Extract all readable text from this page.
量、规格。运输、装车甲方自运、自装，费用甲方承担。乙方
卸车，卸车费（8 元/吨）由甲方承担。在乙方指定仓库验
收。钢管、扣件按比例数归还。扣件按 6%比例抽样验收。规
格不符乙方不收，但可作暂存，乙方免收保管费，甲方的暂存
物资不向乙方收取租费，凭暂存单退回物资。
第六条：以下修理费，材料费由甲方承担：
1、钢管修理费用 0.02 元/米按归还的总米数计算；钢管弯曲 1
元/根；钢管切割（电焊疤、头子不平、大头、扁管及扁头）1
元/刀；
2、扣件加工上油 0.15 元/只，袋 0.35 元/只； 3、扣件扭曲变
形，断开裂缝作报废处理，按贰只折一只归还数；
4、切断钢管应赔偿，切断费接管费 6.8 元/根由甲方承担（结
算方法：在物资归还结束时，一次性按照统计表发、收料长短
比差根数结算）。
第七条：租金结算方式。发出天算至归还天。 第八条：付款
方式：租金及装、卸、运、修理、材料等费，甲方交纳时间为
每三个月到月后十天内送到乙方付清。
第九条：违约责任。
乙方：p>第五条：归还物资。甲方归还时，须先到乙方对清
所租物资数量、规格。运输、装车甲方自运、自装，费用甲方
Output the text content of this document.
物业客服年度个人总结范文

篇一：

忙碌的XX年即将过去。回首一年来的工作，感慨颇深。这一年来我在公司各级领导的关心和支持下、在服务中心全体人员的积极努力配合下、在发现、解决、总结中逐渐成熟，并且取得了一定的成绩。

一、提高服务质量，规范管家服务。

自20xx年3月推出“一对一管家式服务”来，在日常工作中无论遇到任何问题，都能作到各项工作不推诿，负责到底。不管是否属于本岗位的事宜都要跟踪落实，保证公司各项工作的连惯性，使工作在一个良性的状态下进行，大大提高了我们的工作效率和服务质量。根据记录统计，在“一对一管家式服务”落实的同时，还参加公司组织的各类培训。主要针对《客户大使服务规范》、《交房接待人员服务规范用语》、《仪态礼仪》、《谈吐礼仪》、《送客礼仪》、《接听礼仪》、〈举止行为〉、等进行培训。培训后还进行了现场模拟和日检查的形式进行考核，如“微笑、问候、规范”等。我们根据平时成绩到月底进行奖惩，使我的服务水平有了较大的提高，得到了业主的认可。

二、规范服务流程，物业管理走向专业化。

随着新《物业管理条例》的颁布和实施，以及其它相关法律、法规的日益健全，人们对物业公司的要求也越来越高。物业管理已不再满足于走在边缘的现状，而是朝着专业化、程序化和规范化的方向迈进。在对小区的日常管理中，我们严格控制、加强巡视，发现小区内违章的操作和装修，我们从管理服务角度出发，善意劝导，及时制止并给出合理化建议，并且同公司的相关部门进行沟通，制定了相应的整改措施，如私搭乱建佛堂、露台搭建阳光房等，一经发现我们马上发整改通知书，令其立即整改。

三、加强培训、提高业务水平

══════

> SET EXERCISE:
Give back exactly the lines from the line holding "Output the text content of this document." through the last line of the listing, including both.

> ANSWER TO THIS EXERCISE:
Output the text content of this document.
物业客服年度个人总结范文

篇一：

忙碌的XX年即将过去。回首一年来的工作，感慨颇深。这一年来我在公司各级领导的关心和支持下、在服务中心全体人员的积极努力配合下、在发现、解决、总结中逐渐成熟，并且取得了一定的成绩。

一、提高服务质量，规范管家服务。

自20xx年3月推出“一对一管家式服务”来，在日常工作中无论遇到任何问题，都能作到各项工作不推诿，负责到底。不管是否属于本岗位的事宜都要跟踪落实，保证公司各项工作的连惯性，使工作在一个良性的状态下进行，大大提高了我们的工作效率和服务质量。根据记录统计，在“一对一管家式服务”落实的同时，还参加公司组织的各类培训。主要针对《客户大使服务规范》、《交房接待人员服务规范用语》、《仪态礼仪》、《谈吐礼仪》、《送客礼仪》、《接听礼仪》、〈举止行为〉、等进行培训。培训后还进行了现场模拟和日检查的形式进行考核，如“微笑、问候、规范”等。我们根据平时成绩到月底进行奖惩，使我的服务水平有了较大的提高，得到了业主的认可。

二、规范服务流程，物业管理走向专业化。

随着新《物业管理条例》的颁布和实施，以及其它相关法律、法规的日益健全，人们对物业公司的要求也越来越高。物业管理已不再满足于走在边缘的现状，而是朝着专业化、程序化和规范化的方向迈进。在对小区的日常管理中，我们严格控制、加强巡视，发现小区内违章的操作和装修，我们从管理服务角度出发，善意劝导，及时制止并给出合理化建议，并且同公司的相关部门进行沟通，制定了相应的整改措施，如私搭乱建佛堂、露台搭建阳光房等，一经发现我们马上发整改通知书，令其立即整改。

三、加强培训、提高业务水平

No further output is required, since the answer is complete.